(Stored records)
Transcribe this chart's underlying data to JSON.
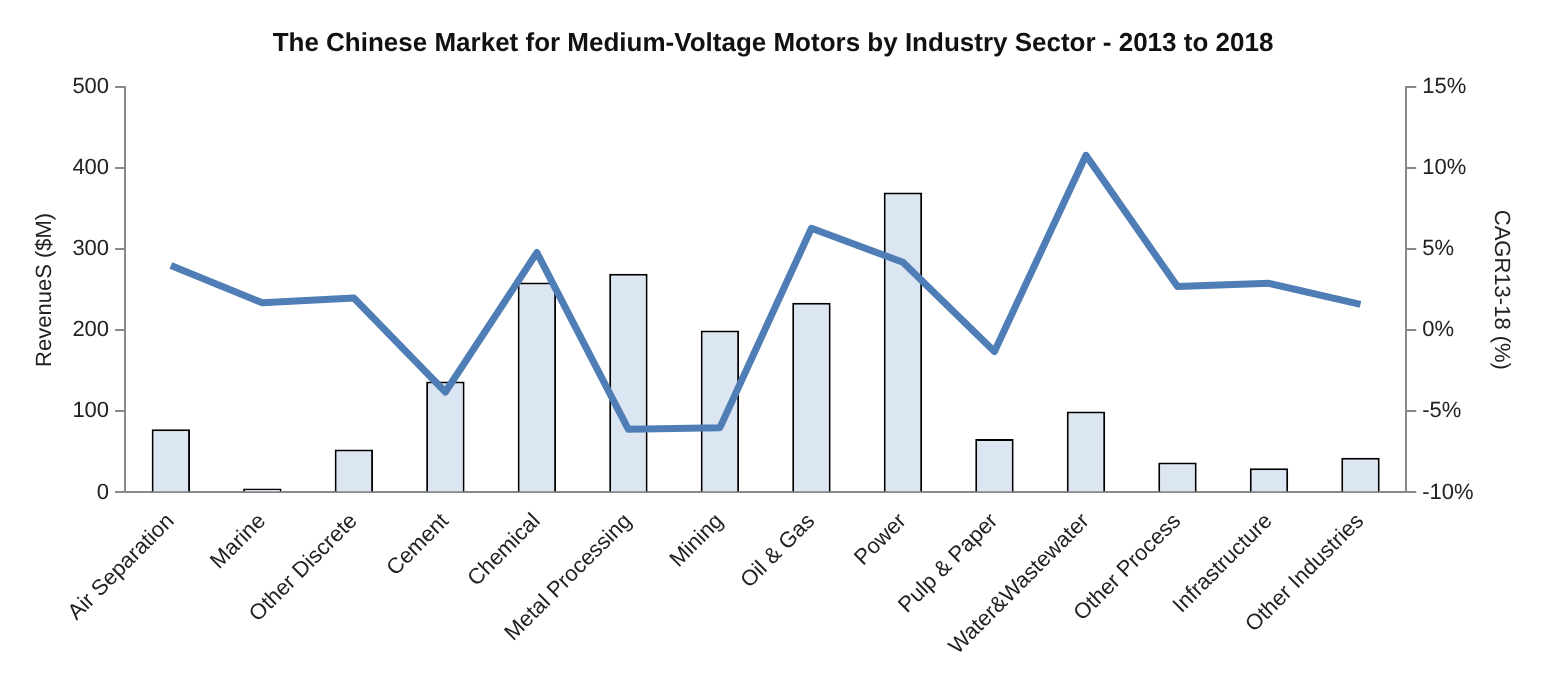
{
  "chart_data": {
    "type": "bar",
    "title": "The Chinese Market for Medium-Voltage Motors by Industry Sector - 2013 to 2018",
    "ylabel": "RevenueS ($M)",
    "y2label": "CAGR13-18 (%)",
    "categories": [
      "Air Separation",
      "Marine",
      "Other Discrete",
      "Cement",
      "Chemical",
      "Metal Processing",
      "Mining",
      "Oil & Gas",
      "Power",
      "Pulp & Paper",
      "Water&Wastewater",
      "Other Process",
      "Infrastructure",
      "Other Industries"
    ],
    "series": [
      {
        "color": "#dce6f2",
        "values": [
          78,
          5,
          53,
          137,
          259,
          270,
          200,
          234,
          370,
          66,
          100,
          37,
          30,
          43
        ]
      },
      {
        "type": "line",
        "axis": "y2",
        "color": "#4f7db5",
        "values": [
          4.0,
          1.7,
          2.0,
          -3.8,
          4.8,
          -6.1,
          -6.0,
          6.3,
          4.2,
          -1.3,
          10.8,
          2.7,
          2.9,
          1.6
        ]
      }
    ],
    "ylim": [
      0,
      500
    ],
    "yticks": [
      0,
      100,
      200,
      300,
      400,
      500
    ],
    "y2lim": [
      -10,
      15
    ],
    "y2ticks": [
      {
        "value": -10,
        "label": "-10%"
      },
      {
        "value": -5,
        "label": "-5%"
      },
      {
        "value": 0,
        "label": "0%"
      },
      {
        "value": 5,
        "label": "5%"
      },
      {
        "value": 10,
        "label": "10%"
      },
      {
        "value": 15,
        "label": "15%"
      }
    ],
    "grid": false,
    "legend": false,
    "marker": "none",
    "line_style": "solid"
  }
}
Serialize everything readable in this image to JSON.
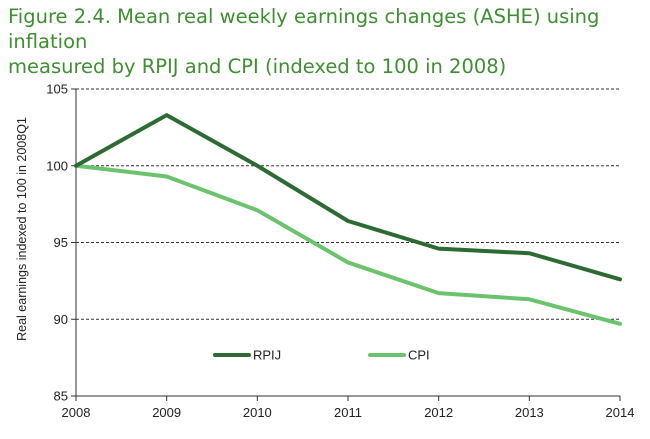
{
  "figure": {
    "title_line1": "Figure 2.4. Mean real weekly earnings changes (ASHE) using inflation",
    "title_line2": "measured by RPIJ and CPI (indexed to 100 in 2008)"
  },
  "chart_data": {
    "type": "line",
    "title": "Figure 2.4. Mean real weekly earnings changes (ASHE) using inflation measured by RPIJ and CPI (indexed to 100 in 2008)",
    "xlabel": "",
    "ylabel": "Real earnings indexed to 100 in 2008Q1",
    "x": [
      "2008",
      "2009",
      "2010",
      "2011",
      "2012",
      "2013",
      "2014"
    ],
    "ylim": [
      85,
      105
    ],
    "yticks": [
      "85",
      "90",
      "95",
      "100",
      "105"
    ],
    "grid": "horizontal dashed",
    "legend_position": "bottom-center",
    "series": [
      {
        "name": "RPIJ",
        "color": "#2e6b34",
        "values": [
          100,
          103.3,
          100.0,
          96.4,
          94.6,
          94.3,
          92.6
        ]
      },
      {
        "name": "CPI",
        "color": "#6cc36e",
        "values": [
          100,
          99.3,
          97.1,
          93.7,
          91.7,
          91.3,
          89.7
        ]
      }
    ]
  }
}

# GOAL
Leave out the pictures and output every record above precisely as given.

# SOLUTION FOR THIS TASK
Transcribe this chart's underlying data to JSON.
{
  "chart_data": {
    "type": "bar",
    "title": "The Chinese Market for Medium-Voltage Motors by Industry Sector - 2013 to 2018",
    "ylabel": "RevenueS ($M)",
    "y2label": "CAGR13-18 (%)",
    "categories": [
      "Air Separation",
      "Marine",
      "Other Discrete",
      "Cement",
      "Chemical",
      "Metal Processing",
      "Mining",
      "Oil & Gas",
      "Power",
      "Pulp & Paper",
      "Water&Wastewater",
      "Other Process",
      "Infrastructure",
      "Other Industries"
    ],
    "series": [
      {
        "color": "#dce6f2",
        "values": [
          78,
          5,
          53,
          137,
          259,
          270,
          200,
          234,
          370,
          66,
          100,
          37,
          30,
          43
        ]
      },
      {
        "type": "line",
        "axis": "y2",
        "color": "#4f7db5",
        "values": [
          4.0,
          1.7,
          2.0,
          -3.8,
          4.8,
          -6.1,
          -6.0,
          6.3,
          4.2,
          -1.3,
          10.8,
          2.7,
          2.9,
          1.6
        ]
      }
    ],
    "ylim": [
      0,
      500
    ],
    "yticks": [
      0,
      100,
      200,
      300,
      400,
      500
    ],
    "y2lim": [
      -10,
      15
    ],
    "y2ticks": [
      {
        "value": -10,
        "label": "-10%"
      },
      {
        "value": -5,
        "label": "-5%"
      },
      {
        "value": 0,
        "label": "0%"
      },
      {
        "value": 5,
        "label": "5%"
      },
      {
        "value": 10,
        "label": "10%"
      },
      {
        "value": 15,
        "label": "15%"
      }
    ],
    "grid": false,
    "legend": false,
    "marker": "none",
    "line_style": "solid"
  }
}
Serialize everything readable in this image to JSON.
{
  "figure": {
    "title_line1": "Figure 2.4. Mean real weekly earnings changes (ASHE) using inflation",
    "title_line2": "measured by RPIJ and CPI (indexed to 100 in 2008)"
  },
  "chart_data": {
    "type": "line",
    "title": "Figure 2.4. Mean real weekly earnings changes (ASHE) using inflation measured by RPIJ and CPI (indexed to 100 in 2008)",
    "xlabel": "",
    "ylabel": "Real earnings indexed to 100 in 2008Q1",
    "x": [
      "2008",
      "2009",
      "2010",
      "2011",
      "2012",
      "2013",
      "2014"
    ],
    "ylim": [
      85,
      105
    ],
    "yticks": [
      "85",
      "90",
      "95",
      "100",
      "105"
    ],
    "grid": "horizontal dashed",
    "legend_position": "bottom-center",
    "series": [
      {
        "name": "RPIJ",
        "color": "#2e6b34",
        "values": [
          100,
          103.3,
          100.0,
          96.4,
          94.6,
          94.3,
          92.6
        ]
      },
      {
        "name": "CPI",
        "color": "#6cc36e",
        "values": [
          100,
          99.3,
          97.1,
          93.7,
          91.7,
          91.3,
          89.7
        ]
      }
    ]
  }
}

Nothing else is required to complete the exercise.